[Provided information]
◆ ◆ ◆ ◆ ◆ ◆ ◆

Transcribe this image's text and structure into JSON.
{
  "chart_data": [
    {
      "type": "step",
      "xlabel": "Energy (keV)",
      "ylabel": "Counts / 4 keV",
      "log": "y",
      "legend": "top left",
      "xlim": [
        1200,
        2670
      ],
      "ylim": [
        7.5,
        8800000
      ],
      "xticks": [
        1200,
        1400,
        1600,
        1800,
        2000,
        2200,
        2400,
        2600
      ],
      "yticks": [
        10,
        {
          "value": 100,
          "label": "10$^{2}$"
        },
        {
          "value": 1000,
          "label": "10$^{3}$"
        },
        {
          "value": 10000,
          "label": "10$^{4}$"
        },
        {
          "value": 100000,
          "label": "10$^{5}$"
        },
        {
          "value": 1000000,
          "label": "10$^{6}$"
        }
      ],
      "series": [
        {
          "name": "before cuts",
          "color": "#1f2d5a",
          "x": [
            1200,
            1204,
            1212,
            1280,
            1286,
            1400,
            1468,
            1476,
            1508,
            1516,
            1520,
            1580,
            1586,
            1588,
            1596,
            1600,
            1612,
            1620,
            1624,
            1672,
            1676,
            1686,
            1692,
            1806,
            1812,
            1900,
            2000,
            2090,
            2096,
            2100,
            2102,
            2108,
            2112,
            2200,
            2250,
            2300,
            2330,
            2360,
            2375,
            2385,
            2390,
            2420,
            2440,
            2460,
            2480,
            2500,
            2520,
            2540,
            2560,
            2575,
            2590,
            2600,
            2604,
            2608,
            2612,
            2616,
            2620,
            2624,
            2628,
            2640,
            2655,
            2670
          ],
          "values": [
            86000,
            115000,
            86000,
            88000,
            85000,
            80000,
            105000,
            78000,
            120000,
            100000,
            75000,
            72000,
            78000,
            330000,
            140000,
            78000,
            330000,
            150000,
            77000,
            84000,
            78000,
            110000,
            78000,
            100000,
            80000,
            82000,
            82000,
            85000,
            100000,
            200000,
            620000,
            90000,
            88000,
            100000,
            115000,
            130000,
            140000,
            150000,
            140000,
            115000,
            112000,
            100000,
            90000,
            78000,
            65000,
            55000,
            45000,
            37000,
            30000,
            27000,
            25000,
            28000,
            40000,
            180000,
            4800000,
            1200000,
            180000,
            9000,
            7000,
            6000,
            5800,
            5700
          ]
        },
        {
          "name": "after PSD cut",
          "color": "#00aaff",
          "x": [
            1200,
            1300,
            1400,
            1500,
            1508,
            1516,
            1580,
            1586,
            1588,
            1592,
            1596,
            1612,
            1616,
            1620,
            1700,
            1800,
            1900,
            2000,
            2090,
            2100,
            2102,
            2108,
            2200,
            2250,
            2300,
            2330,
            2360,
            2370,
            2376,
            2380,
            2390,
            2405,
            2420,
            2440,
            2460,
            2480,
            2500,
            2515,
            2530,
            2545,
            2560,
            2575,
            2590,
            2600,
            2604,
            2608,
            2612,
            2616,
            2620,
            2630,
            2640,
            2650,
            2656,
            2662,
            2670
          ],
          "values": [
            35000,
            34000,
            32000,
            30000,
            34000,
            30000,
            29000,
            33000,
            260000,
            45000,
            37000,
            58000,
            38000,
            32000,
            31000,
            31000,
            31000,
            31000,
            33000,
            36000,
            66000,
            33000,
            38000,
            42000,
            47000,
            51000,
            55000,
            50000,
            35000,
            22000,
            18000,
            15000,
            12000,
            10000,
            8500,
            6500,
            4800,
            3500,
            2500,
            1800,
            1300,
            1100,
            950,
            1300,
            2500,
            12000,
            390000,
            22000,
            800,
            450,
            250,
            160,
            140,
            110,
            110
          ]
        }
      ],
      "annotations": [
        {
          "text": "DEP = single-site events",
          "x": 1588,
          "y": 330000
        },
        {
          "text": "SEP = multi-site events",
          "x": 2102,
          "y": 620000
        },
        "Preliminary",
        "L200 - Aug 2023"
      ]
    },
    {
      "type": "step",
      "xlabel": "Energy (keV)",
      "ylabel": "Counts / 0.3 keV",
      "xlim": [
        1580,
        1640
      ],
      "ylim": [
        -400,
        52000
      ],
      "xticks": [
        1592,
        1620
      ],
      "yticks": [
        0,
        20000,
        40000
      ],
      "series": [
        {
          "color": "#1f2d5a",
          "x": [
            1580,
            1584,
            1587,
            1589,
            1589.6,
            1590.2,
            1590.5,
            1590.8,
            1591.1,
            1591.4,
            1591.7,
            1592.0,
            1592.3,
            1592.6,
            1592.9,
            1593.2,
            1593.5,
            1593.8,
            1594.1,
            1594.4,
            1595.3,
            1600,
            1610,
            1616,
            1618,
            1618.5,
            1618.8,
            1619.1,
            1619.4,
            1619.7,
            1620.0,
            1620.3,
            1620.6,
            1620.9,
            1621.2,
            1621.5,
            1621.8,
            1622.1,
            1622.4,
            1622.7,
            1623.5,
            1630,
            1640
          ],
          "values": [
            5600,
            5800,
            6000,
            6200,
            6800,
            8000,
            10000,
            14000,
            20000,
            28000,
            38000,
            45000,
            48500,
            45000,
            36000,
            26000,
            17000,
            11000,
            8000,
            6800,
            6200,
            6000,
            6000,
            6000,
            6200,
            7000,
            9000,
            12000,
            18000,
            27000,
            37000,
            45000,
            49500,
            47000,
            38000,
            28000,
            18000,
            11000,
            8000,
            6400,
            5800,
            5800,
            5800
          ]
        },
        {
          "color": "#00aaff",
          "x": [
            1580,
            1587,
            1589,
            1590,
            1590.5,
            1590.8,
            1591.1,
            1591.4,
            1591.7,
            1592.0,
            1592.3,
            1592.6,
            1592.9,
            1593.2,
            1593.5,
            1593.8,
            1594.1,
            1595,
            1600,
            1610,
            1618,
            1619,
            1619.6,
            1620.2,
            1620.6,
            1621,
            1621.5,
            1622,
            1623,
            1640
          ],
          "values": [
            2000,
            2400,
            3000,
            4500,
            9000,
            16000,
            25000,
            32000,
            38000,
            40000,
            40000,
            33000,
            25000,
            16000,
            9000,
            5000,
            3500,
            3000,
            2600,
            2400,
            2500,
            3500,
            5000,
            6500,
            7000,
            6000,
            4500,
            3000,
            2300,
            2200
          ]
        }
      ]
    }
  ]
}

◆ ◆ ◆ ◆ ◆ ◆ ◆

Only the number is wanted: how many lines above include the word "events"?

2